Short problem – Could you edit every entry below so that "Bar" becomes "Rectangle" and nothing else changes? Leave the pictures out of your answer.

Provided entries –
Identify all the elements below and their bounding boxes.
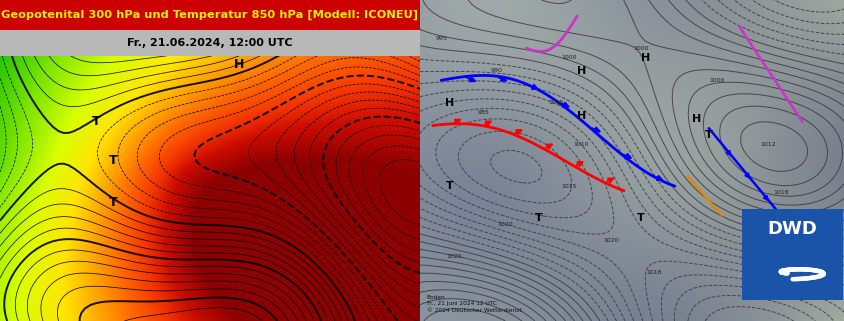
Text: 985: 985: [477, 110, 489, 115]
Text: 1000: 1000: [709, 78, 724, 83]
Text: 1005: 1005: [548, 100, 563, 105]
Text: T: T: [109, 154, 117, 167]
Text: H: H: [576, 65, 586, 76]
Text: H: H: [690, 114, 700, 124]
Text: 995: 995: [435, 36, 446, 41]
Text: 1000: 1000: [632, 46, 648, 51]
Text: DWD: DWD: [766, 220, 817, 238]
Text: Geopotenital 300 hPa und Temperatur 850 hPa [Modell: ICONEU]: Geopotenital 300 hPa und Temperatur 850 …: [2, 10, 418, 20]
Text: Boden
Fr., 21 Juni 2024 12 UTC
© 2024 Deutscher Wetterdienst: Boden Fr., 21 Juni 2024 12 UTC © 2024 De…: [426, 295, 521, 313]
Text: T: T: [704, 130, 712, 140]
Text: H: H: [576, 110, 586, 121]
Bar: [741, 209, 842, 300]
Text: H: H: [445, 98, 454, 108]
Text: Fr., 21.06.2024, 12:00 UTC: Fr., 21.06.2024, 12:00 UTC: [127, 38, 293, 48]
Text: 1025: 1025: [446, 254, 461, 259]
Text: T: T: [534, 213, 542, 223]
Text: 1020: 1020: [603, 238, 619, 243]
Text: H: H: [234, 58, 244, 71]
Text: T: T: [92, 116, 100, 128]
Text: H: H: [640, 53, 649, 63]
Bar: [0, 30, 419, 56]
Bar: [0, 0, 419, 30]
Text: 990: 990: [490, 68, 502, 73]
Text: 1020: 1020: [496, 222, 512, 227]
Text: 1000: 1000: [560, 55, 576, 60]
Text: T: T: [636, 213, 644, 223]
Text: 1015: 1015: [560, 184, 576, 189]
Text: 1012: 1012: [760, 142, 776, 147]
Text: 1018: 1018: [772, 190, 788, 195]
Text: 1010: 1010: [573, 142, 588, 147]
Text: T: T: [109, 196, 117, 209]
Text: 1018: 1018: [645, 270, 661, 275]
Text: T: T: [446, 181, 453, 191]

Result of the exercise –
Identify all the elements below and their bounding boxes.
Text: 985: 985: [477, 110, 489, 115]
Text: 1000: 1000: [709, 78, 724, 83]
Text: 1005: 1005: [548, 100, 563, 105]
Text: T: T: [109, 154, 117, 167]
Text: H: H: [576, 65, 586, 76]
Text: H: H: [690, 114, 700, 124]
Text: 995: 995: [435, 36, 446, 41]
Text: 1000: 1000: [632, 46, 648, 51]
Text: DWD: DWD: [766, 220, 817, 238]
Text: Geopotenital 300 hPa und Temperatur 850 hPa [Modell: ICONEU]: Geopotenital 300 hPa und Temperatur 850 …: [2, 10, 418, 20]
Text: Boden
Fr., 21 Juni 2024 12 UTC
© 2024 Deutscher Wetterdienst: Boden Fr., 21 Juni 2024 12 UTC © 2024 De…: [426, 295, 521, 313]
Text: T: T: [704, 130, 712, 140]
Text: H: H: [576, 110, 586, 121]
Rectangle: [741, 209, 842, 300]
Text: H: H: [445, 98, 454, 108]
Text: Fr., 21.06.2024, 12:00 UTC: Fr., 21.06.2024, 12:00 UTC: [127, 38, 293, 48]
Text: 1025: 1025: [446, 254, 461, 259]
Text: T: T: [534, 213, 542, 223]
Text: 1020: 1020: [603, 238, 619, 243]
Text: H: H: [234, 58, 244, 71]
Text: T: T: [92, 116, 100, 128]
Text: H: H: [640, 53, 649, 63]
Rectangle: [0, 30, 419, 56]
Rectangle: [0, 0, 419, 30]
Text: 990: 990: [490, 68, 502, 73]
Text: 1020: 1020: [496, 222, 512, 227]
Text: 1000: 1000: [560, 55, 576, 60]
Text: T: T: [636, 213, 644, 223]
Text: 1015: 1015: [560, 184, 576, 189]
Text: 1012: 1012: [760, 142, 776, 147]
Text: 1018: 1018: [772, 190, 788, 195]
Text: 1010: 1010: [573, 142, 588, 147]
Text: T: T: [109, 196, 117, 209]
Text: 1018: 1018: [645, 270, 661, 275]
Text: T: T: [446, 181, 453, 191]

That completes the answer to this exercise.